Task details: Lines containing the string "กงานจ" are to be collected in full.

Extracted records:

## BEGIN

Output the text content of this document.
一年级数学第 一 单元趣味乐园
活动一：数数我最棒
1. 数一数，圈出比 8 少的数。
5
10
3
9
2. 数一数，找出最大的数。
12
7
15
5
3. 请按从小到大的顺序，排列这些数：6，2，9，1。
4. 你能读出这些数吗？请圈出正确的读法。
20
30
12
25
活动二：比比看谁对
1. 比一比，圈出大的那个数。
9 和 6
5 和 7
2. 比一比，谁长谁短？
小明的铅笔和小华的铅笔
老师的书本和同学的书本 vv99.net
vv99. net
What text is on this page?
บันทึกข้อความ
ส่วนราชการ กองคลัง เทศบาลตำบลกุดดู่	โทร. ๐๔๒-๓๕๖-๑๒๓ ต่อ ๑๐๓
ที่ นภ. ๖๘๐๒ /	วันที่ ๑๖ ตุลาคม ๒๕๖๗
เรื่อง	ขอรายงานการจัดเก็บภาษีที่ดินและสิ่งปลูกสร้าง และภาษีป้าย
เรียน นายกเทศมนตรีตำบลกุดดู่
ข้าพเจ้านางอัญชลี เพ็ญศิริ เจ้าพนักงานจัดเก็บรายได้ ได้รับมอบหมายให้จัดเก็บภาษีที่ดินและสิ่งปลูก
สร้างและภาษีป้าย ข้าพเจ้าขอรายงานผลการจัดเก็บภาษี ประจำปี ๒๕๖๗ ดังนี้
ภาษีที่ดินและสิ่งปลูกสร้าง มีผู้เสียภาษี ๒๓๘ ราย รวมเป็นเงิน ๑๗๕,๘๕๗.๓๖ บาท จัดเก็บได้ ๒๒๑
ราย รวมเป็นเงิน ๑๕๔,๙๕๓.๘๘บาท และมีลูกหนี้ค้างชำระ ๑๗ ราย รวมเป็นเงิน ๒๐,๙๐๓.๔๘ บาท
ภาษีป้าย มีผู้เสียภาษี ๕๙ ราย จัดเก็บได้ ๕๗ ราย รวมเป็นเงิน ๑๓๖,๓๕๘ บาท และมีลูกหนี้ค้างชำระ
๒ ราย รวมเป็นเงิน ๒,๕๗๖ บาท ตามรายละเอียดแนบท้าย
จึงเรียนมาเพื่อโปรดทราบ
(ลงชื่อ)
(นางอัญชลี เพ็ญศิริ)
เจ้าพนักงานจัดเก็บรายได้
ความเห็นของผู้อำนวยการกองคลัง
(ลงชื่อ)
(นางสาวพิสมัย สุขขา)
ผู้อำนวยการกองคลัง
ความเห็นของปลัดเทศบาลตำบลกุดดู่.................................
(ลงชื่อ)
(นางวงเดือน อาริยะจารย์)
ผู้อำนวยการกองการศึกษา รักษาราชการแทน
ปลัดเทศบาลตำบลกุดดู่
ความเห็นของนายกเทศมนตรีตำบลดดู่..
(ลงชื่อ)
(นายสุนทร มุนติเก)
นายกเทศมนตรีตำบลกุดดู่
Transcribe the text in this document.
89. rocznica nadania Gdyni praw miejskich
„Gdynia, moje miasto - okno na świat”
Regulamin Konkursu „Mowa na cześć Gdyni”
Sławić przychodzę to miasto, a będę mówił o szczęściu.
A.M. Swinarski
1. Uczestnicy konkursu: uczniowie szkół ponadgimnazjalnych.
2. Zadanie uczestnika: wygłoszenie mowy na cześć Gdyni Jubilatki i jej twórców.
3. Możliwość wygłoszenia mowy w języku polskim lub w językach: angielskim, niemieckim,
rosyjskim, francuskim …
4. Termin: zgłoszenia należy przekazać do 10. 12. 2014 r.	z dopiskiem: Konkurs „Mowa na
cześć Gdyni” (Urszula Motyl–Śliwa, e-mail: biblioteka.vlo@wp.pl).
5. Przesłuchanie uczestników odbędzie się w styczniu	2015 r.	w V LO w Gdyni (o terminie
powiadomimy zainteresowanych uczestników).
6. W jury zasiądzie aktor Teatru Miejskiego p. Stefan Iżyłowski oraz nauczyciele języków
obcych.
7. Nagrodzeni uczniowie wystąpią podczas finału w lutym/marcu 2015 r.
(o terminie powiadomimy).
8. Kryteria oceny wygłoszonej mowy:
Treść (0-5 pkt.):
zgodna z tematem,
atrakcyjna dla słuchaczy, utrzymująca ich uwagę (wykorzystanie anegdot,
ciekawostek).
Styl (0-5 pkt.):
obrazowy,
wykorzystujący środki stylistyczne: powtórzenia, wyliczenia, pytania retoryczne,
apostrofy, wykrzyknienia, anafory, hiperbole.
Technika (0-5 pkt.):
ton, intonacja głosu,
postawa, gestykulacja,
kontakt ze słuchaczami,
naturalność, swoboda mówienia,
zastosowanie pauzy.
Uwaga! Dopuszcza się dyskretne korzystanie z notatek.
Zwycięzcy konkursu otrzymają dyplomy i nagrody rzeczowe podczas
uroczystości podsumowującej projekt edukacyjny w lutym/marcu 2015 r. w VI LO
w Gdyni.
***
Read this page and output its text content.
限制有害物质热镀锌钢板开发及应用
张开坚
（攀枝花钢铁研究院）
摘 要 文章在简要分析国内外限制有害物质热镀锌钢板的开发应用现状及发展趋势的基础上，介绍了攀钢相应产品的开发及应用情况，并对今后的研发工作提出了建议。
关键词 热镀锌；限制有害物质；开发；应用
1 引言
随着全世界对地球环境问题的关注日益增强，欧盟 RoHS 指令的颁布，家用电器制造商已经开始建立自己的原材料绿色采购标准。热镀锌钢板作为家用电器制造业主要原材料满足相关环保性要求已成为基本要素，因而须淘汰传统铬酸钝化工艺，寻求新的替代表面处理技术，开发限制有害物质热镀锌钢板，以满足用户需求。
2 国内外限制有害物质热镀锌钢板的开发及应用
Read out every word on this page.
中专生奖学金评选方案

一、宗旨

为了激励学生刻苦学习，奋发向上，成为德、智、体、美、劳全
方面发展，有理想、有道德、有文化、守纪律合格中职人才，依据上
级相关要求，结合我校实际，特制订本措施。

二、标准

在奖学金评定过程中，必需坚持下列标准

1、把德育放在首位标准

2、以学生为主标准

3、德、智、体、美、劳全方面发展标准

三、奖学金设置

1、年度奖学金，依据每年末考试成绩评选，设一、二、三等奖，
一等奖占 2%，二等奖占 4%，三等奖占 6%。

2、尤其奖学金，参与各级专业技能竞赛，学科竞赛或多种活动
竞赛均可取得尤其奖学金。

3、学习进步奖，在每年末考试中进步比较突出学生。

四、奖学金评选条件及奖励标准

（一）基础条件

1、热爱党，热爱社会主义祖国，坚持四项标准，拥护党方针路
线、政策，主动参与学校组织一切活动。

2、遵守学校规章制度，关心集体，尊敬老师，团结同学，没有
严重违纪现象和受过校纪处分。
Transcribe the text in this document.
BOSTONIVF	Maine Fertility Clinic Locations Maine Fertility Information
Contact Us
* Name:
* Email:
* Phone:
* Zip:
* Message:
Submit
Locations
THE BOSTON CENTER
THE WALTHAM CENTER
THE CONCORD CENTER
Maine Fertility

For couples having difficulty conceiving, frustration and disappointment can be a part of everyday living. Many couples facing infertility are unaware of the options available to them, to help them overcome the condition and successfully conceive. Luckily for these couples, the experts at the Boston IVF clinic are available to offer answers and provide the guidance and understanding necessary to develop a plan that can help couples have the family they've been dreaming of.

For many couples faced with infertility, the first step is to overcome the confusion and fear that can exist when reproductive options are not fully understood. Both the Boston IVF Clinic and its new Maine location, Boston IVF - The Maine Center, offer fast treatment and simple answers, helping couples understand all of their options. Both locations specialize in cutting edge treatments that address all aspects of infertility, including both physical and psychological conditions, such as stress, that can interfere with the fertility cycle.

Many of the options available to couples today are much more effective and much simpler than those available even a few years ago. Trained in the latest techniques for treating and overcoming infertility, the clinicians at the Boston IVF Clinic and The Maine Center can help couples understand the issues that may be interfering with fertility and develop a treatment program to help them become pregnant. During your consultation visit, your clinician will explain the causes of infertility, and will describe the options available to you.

## END

Solution to this problem:
ข้าพเจ้านางอัญชลี เพ็ญศิริ เจ้าพนักงานจัดเก็บรายได้ ได้รับมอบหมายให้จัดเก็บภาษีที่ดินและสิ่งปลูก
เจ้าพนักงานจัดเก็บรายได้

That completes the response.